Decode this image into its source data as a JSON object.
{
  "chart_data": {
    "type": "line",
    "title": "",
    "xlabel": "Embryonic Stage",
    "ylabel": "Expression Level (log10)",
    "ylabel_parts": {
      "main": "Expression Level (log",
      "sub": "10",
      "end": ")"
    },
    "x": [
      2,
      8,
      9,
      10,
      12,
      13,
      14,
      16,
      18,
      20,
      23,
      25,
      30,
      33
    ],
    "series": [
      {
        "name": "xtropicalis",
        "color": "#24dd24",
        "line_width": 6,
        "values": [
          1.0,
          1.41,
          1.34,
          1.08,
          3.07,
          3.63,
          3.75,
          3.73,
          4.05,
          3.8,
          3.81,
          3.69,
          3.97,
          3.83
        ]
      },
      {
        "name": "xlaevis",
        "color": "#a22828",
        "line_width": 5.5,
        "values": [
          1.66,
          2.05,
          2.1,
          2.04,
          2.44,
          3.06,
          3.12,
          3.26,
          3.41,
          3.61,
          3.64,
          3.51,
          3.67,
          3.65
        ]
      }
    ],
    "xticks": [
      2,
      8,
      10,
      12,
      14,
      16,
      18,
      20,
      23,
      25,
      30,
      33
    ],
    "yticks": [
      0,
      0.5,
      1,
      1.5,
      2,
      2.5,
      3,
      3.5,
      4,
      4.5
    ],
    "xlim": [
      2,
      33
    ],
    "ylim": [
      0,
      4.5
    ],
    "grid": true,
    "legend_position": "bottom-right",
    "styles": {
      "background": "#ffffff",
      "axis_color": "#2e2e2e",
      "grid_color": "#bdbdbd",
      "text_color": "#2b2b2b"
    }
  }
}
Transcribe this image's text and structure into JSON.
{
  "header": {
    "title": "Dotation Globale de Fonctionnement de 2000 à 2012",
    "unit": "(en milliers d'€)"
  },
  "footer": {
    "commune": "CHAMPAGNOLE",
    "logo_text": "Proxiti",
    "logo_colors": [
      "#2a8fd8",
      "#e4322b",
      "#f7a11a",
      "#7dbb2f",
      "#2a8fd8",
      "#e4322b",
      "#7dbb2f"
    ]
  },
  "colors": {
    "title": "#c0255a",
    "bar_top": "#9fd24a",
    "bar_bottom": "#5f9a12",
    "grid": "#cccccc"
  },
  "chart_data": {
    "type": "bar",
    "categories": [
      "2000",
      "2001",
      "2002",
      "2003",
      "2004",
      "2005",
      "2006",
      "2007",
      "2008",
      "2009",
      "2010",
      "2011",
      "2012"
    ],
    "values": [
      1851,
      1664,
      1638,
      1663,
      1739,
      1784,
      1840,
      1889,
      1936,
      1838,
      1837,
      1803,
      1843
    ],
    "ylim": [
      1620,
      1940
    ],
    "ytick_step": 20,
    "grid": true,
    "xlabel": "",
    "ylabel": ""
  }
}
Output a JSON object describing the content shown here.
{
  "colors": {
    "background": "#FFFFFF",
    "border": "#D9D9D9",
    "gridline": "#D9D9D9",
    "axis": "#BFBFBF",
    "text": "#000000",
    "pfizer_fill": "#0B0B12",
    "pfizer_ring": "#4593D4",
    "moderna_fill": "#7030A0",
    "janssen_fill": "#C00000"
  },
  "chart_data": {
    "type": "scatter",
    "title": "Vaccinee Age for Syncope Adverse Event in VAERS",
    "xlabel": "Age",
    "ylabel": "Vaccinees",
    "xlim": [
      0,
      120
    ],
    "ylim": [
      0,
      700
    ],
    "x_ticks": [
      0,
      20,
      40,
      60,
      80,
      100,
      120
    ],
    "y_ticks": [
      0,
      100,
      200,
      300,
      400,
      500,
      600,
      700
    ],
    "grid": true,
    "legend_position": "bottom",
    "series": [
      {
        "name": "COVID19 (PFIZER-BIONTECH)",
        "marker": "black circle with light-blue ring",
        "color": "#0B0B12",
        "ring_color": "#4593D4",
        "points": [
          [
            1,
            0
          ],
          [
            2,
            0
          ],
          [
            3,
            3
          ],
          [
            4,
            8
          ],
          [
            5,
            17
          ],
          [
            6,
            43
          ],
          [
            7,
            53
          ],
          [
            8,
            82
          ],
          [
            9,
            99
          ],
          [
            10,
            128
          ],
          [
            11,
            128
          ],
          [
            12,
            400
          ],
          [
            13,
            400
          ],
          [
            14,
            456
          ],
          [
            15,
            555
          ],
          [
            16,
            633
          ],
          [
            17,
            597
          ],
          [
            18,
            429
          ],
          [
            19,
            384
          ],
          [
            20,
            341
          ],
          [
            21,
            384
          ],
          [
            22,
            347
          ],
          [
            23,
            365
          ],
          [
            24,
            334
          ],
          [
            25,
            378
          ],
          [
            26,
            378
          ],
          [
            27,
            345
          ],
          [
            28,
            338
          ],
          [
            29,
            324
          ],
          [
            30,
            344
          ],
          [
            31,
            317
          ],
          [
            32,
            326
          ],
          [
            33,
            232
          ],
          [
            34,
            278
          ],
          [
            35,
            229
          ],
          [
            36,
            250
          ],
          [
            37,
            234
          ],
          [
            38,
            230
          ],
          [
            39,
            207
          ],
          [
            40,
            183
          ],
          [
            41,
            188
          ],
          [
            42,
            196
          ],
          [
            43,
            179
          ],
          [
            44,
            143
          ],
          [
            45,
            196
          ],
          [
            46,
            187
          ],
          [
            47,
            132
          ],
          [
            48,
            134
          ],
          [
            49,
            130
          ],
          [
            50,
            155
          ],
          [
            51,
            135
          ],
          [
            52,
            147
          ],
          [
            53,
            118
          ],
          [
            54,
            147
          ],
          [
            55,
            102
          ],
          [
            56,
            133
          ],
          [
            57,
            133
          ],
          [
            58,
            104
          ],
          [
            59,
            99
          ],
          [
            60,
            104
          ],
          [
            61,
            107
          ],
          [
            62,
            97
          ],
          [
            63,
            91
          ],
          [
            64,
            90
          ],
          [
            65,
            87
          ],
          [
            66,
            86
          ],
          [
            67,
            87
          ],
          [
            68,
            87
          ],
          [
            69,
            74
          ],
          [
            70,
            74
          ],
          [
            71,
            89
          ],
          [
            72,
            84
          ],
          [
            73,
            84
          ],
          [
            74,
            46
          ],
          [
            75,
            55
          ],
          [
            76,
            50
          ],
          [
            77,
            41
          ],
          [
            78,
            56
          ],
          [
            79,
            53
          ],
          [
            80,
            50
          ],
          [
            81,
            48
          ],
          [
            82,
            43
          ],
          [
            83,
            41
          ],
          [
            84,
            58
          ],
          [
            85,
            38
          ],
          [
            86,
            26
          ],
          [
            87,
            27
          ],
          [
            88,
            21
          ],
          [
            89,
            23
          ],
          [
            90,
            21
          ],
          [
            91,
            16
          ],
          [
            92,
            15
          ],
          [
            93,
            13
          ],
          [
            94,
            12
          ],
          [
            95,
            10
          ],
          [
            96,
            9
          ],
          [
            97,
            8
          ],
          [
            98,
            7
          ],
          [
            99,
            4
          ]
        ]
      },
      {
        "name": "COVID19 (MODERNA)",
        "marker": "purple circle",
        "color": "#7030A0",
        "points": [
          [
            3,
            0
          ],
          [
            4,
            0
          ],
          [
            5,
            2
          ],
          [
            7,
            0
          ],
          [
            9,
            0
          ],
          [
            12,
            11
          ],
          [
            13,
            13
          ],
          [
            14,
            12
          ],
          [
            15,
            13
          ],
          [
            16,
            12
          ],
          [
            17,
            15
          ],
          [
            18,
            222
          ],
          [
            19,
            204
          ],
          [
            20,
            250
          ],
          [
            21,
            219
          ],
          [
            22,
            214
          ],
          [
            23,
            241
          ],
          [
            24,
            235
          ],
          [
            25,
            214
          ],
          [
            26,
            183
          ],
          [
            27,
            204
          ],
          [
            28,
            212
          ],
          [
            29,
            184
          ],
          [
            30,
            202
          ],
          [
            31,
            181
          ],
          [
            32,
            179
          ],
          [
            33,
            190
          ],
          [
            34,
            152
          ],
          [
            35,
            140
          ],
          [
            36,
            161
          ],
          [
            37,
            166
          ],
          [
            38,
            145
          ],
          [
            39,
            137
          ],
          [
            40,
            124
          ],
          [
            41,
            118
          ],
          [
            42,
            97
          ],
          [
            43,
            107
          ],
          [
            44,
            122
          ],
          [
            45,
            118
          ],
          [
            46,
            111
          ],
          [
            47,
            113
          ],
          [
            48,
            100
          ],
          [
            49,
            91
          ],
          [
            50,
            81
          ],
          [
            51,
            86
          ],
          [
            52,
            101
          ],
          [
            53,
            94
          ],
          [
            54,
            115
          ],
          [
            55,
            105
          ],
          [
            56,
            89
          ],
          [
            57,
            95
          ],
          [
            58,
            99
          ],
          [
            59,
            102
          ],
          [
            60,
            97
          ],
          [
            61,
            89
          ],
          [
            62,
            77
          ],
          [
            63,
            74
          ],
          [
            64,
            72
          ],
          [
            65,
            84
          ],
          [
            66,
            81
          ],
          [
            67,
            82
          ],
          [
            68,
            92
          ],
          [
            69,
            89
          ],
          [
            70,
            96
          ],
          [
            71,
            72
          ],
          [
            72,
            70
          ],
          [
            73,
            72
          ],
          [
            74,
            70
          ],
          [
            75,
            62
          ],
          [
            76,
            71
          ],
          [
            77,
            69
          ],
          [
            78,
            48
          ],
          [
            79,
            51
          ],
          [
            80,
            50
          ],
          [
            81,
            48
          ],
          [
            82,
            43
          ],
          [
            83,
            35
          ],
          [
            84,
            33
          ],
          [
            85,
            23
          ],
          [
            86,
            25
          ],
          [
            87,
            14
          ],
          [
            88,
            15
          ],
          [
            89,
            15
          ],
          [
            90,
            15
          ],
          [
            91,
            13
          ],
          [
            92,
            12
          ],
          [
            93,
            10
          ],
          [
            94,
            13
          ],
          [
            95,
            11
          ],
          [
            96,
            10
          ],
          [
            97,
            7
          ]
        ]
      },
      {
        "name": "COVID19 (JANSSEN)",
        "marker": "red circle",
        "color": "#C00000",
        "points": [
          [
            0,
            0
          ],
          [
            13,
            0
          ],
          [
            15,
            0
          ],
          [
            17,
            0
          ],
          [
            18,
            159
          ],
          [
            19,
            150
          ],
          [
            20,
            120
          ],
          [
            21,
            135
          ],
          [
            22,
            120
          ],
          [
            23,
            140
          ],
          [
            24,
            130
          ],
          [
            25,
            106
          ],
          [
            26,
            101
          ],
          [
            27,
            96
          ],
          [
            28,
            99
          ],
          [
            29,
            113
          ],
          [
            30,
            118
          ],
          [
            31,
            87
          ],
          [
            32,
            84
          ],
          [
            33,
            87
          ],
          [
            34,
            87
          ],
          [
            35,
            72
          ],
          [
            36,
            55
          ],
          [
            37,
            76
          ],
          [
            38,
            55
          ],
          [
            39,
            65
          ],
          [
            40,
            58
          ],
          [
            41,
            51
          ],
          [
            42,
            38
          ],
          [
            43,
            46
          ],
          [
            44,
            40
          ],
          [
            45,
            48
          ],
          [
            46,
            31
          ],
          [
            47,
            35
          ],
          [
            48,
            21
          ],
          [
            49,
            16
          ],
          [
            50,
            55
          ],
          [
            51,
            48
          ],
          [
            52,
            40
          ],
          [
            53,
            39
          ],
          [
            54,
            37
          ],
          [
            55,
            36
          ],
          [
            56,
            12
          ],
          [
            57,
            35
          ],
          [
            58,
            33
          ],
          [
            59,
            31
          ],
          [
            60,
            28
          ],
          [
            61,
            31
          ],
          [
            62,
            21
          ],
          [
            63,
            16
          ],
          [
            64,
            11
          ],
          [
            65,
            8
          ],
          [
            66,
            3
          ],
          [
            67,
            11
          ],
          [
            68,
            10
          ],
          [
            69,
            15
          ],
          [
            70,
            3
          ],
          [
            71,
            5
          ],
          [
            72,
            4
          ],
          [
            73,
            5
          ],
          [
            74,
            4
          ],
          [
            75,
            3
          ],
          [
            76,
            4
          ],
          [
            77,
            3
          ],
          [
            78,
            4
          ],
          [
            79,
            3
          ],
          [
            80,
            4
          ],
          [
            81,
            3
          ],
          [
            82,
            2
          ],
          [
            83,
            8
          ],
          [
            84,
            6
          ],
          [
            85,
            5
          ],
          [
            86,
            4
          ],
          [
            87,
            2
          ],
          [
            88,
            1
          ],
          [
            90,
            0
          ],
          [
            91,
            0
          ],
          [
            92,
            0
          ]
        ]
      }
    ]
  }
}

What the exercise asks: Go through the records and show every line with the string "into" in it.

Exercise solution:
Decode this image into its source data as a JSON object.
Transcribe this image's text and structure into JSON.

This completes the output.